_ÜBUNGSTEXT_.

▼▼▼

Flüchtlingshilfe: Freundeskreis zahlt Therapieangebot derzeit selbst / Tag der offenen Tür
Von Alexandra Alt
Der Freundeskreis Asyl feiert die Eröffnung seiner renovierten Räume im ehemaligen Gasthaus Hasen. Doch die Freude ist getrübt. Das Regierungspräsidium hat den Verein bei der Finanzierung der Kunsttherapie für jesidische Frauen und Kinder im Regen stehen lassen.
Rottweil. Jörg Gronmayer und Max Burger sind noch am Werkeln. Wenn am Freitag zunächst mit geladenen Gästen, am Samstag dann aber ganz offiziell die Begegnungsstätte des Freundeskreises Asyl im ehemaligen Gasthauses Hasen in der Rottweiler Unterstadt eröffnet werden soll, sollte eigentlich nichts mehr an eine Baustelle erinnern. Dabei sind die angemieteten Gasträume der alten Wirtschaft alles andere als fertig.
Bereits im Mai wollte der Verein seinen Treffpunkt eröffnen, doch dann kappte das Regierungspräsidium die Finanzierung der Kunsttherapie für traumatisierte jesidische Frauen und Kinder. Zwar sei die Zusage getroffen worden, dass der Verein auch weiterhin mit der Finanzierung rechnen könne, doch vor der Haushaltsverabschiedung Ende des Jahres sei das Geld nicht freigegeben.

▲▲▲

_AUFLISTUNG_.
▼▼▼

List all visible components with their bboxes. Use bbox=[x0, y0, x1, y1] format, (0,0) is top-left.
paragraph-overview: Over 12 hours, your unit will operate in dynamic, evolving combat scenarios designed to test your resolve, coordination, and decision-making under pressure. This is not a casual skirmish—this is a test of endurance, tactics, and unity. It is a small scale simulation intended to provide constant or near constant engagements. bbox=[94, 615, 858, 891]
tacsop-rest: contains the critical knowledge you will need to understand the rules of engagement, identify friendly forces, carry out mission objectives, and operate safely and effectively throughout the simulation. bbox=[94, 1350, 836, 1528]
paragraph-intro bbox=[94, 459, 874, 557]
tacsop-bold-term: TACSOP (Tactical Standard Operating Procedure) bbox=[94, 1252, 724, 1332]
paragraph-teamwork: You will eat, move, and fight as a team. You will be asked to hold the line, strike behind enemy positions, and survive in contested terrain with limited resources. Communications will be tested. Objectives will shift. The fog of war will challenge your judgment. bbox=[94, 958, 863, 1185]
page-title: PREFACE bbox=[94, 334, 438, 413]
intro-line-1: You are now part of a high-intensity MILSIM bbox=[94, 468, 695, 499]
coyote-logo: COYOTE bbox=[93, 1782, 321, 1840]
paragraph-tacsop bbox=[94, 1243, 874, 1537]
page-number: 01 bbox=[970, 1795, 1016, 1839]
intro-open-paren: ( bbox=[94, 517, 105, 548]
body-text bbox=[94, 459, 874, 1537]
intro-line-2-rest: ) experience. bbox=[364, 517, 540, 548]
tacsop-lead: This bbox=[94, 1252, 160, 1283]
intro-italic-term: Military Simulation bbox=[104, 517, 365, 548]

▲▲▲

_ARBEITSAUFTRAG 1_.
Geben Sie den Übungstext von „Flüchtlingshilfe: Freundeskreis zahlt“ bis „Regen stehen lassen.“ wortgetreu wieder.
_ARBEITSAUFTRAG 2_.
Nennen Sie alle Personen, die im Übungstext mit Vor- und Nachnamen genannt werden.
Die Auflistung wird für die Aufgaben nicht gebraucht.

_LÖSUNG 1_.
Flüchtlingshilfe: Freundeskreis zahlt Therapieangebot derzeit selbst / Tag der offenen Tür
Von Alexandra Alt
Der Freundeskreis Asyl feiert die Eröffnung seiner renovierten Räume im ehemaligen Gasthaus Hasen. Doch die Freude ist getrübt. Das Regierungspräsidium hat den Verein bei der Finanzierung der Kunsttherapie für jesidische Frauen und Kinder im Regen stehen lassen.

_LÖSUNG 2_.
Alexandra Alt, Jörg Gronmayer, Max Burger